=== Required work ===
Read the records below. Copy each line where the string "available" occurs.
##### Task input #####
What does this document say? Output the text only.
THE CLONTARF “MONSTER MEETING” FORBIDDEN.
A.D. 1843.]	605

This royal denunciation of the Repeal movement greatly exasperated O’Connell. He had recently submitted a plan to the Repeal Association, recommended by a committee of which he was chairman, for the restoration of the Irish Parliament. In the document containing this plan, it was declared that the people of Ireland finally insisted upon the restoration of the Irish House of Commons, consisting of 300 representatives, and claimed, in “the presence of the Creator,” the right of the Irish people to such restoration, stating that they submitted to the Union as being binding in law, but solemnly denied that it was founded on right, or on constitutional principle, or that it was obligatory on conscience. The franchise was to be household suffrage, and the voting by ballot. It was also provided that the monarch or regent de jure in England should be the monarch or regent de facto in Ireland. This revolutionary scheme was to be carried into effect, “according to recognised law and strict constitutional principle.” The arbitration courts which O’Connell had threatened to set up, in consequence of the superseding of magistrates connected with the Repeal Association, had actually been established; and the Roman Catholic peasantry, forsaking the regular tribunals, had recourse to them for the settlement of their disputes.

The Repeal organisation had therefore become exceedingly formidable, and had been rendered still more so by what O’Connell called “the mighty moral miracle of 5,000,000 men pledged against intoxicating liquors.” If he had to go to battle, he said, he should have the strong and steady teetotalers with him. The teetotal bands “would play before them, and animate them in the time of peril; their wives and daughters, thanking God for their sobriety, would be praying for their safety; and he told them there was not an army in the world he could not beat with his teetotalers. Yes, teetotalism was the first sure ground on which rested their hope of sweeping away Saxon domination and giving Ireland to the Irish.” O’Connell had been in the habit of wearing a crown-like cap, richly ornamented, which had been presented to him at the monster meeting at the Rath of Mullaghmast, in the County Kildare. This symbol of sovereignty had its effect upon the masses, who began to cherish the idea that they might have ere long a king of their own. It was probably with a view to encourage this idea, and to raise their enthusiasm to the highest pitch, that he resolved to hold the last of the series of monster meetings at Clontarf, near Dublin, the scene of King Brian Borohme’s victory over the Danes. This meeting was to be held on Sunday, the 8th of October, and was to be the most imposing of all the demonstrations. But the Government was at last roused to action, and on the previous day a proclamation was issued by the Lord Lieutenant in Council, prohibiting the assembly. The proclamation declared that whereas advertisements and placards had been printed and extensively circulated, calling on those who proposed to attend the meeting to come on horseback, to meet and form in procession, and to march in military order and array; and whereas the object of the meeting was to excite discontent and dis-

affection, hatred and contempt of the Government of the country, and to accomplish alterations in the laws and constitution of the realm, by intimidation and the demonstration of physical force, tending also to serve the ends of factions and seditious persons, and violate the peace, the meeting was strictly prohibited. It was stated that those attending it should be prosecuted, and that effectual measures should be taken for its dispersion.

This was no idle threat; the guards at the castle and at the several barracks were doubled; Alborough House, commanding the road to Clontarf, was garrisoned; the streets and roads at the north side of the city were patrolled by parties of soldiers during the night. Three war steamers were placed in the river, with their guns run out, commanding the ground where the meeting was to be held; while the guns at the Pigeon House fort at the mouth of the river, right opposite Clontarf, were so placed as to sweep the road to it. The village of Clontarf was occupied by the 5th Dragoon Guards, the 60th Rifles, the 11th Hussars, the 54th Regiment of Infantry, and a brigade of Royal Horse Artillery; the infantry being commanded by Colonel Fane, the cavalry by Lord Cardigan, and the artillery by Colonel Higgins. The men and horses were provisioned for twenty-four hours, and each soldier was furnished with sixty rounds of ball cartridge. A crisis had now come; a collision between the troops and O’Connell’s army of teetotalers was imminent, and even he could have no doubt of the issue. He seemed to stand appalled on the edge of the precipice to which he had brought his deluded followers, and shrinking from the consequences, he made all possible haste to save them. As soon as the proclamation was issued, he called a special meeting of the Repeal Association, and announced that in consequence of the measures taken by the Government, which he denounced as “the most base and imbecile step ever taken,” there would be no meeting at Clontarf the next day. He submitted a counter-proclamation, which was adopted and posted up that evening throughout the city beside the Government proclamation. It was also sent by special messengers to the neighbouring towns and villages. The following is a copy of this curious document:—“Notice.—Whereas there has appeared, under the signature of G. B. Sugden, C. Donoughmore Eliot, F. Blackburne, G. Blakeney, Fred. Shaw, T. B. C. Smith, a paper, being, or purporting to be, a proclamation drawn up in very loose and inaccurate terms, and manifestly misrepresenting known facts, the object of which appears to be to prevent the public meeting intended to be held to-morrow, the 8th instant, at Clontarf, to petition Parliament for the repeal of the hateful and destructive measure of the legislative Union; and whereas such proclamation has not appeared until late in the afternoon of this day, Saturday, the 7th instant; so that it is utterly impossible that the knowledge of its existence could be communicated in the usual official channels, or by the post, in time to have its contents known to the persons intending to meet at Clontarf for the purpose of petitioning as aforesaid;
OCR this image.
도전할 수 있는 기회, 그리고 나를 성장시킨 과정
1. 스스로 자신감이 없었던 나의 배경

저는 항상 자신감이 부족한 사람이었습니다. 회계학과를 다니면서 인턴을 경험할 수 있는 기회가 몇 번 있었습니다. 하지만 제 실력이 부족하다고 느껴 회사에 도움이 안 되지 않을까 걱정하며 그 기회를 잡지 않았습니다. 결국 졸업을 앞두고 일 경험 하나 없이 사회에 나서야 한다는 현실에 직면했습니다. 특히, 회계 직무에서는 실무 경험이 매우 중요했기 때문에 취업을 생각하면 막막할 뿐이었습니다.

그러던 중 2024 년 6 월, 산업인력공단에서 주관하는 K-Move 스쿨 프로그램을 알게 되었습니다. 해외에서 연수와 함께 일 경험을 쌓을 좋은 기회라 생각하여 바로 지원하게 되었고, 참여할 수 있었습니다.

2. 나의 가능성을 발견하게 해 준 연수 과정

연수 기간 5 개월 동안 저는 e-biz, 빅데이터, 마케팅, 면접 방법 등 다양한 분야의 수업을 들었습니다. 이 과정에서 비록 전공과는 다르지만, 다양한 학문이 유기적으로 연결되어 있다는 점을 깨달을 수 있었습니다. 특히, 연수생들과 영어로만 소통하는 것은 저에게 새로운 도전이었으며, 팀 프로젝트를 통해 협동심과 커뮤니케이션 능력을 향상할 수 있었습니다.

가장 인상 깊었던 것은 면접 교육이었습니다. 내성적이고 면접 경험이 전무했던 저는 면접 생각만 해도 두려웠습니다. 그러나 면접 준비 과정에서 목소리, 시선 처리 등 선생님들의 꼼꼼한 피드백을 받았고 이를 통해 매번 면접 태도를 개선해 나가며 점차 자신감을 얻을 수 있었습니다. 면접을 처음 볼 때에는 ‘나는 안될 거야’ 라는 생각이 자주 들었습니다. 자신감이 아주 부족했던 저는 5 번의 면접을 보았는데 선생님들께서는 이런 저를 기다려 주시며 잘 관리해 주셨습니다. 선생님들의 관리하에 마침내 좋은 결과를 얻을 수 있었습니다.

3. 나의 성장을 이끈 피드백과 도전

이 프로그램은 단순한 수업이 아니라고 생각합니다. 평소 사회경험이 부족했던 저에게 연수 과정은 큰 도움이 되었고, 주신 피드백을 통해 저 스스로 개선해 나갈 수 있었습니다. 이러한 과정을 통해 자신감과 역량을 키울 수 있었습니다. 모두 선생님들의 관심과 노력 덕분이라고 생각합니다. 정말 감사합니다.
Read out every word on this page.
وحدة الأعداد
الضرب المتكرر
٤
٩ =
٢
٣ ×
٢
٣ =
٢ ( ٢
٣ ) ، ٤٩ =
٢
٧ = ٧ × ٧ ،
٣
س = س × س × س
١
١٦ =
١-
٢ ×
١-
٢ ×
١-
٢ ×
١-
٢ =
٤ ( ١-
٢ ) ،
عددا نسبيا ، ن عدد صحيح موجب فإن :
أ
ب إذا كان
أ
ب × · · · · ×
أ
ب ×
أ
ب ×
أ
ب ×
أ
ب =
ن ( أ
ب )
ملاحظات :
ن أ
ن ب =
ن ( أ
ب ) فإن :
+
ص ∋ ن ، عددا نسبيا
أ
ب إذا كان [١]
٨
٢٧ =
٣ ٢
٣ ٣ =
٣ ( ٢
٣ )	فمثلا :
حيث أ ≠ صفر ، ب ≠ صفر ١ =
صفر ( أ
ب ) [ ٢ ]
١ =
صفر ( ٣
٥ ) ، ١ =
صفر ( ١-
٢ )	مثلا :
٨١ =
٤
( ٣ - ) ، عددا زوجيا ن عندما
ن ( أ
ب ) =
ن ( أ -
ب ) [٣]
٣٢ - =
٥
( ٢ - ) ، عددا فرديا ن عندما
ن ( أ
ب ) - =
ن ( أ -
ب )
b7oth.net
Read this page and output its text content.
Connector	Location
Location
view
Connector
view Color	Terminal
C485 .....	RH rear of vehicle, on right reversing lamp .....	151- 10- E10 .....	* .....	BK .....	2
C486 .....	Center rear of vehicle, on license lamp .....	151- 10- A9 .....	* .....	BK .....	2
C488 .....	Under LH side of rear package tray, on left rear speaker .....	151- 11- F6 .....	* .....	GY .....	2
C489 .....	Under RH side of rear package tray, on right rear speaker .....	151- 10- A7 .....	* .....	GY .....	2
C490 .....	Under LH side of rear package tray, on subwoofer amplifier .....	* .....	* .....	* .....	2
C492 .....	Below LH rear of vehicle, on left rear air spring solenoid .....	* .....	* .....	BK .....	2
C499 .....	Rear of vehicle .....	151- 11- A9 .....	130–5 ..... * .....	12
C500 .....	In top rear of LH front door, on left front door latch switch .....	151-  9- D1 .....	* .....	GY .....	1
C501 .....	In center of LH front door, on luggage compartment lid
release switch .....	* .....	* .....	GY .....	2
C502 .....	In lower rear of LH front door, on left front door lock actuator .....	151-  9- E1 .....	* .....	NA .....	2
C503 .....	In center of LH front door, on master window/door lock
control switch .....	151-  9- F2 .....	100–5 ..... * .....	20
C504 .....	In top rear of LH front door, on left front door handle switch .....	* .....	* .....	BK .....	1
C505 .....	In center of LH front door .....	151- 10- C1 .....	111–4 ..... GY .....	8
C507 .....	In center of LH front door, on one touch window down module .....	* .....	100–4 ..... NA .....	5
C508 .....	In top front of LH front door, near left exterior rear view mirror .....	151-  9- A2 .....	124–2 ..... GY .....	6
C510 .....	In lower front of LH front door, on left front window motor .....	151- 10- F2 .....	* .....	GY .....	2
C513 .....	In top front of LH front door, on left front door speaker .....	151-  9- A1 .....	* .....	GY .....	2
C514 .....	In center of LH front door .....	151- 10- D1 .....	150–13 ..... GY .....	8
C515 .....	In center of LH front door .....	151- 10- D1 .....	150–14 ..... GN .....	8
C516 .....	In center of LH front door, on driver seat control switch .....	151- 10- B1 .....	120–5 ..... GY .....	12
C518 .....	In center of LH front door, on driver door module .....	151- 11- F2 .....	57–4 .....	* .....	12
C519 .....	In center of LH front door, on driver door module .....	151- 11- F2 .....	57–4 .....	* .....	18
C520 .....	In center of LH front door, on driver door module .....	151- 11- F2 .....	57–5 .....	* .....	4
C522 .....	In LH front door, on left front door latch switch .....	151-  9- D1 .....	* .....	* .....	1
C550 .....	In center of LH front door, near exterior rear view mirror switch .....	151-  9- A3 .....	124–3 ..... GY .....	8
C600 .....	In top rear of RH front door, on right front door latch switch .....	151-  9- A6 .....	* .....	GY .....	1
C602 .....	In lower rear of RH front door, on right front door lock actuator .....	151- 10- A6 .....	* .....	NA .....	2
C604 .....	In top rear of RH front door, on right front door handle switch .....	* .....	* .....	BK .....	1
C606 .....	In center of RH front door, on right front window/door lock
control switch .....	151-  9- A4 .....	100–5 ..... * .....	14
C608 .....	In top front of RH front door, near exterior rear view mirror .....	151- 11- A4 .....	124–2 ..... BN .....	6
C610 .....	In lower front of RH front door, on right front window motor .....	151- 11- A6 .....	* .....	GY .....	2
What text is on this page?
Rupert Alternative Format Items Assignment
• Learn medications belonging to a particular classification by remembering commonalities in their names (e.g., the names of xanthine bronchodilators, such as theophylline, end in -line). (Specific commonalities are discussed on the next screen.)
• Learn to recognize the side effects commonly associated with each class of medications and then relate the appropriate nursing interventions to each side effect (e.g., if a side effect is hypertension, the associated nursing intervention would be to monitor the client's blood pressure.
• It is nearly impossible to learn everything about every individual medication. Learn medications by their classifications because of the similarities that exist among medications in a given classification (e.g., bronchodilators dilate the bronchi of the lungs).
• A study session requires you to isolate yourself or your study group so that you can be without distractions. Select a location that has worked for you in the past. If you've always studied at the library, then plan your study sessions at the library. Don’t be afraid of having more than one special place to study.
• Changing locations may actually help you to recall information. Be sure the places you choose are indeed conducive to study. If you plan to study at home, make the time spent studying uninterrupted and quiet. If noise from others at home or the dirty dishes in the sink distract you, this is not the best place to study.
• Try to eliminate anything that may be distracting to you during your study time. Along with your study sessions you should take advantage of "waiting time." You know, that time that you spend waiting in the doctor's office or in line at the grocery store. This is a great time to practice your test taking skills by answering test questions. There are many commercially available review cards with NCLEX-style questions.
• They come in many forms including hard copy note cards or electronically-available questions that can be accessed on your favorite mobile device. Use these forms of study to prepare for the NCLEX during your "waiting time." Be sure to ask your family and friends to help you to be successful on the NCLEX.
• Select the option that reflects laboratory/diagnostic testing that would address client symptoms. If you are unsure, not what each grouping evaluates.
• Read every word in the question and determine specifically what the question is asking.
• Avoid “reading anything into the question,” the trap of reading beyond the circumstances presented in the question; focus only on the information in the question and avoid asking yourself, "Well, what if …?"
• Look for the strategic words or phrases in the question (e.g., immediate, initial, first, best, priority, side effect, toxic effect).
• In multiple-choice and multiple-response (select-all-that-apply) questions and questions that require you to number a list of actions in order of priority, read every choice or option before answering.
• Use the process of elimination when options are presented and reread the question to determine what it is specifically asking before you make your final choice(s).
#####
=== Right answer ===
• Try to eliminate anything that may be distracting to you during your study time. Along with your study sessions you should take advantage of "waiting time." You know, that time that you spend waiting in the doctor's office or in line at the grocery store. This is a great time to practice your test taking skills by answering test questions. There are many commercially available review cards with NCLEX-style questions.
• They come in many forms including hard copy note cards or electronically-available questions that can be accessed on your favorite mobile device. Use these forms of study to prepare for the NCLEX during your "waiting time." Be sure to ask your family and friends to help you to be successful on the NCLEX.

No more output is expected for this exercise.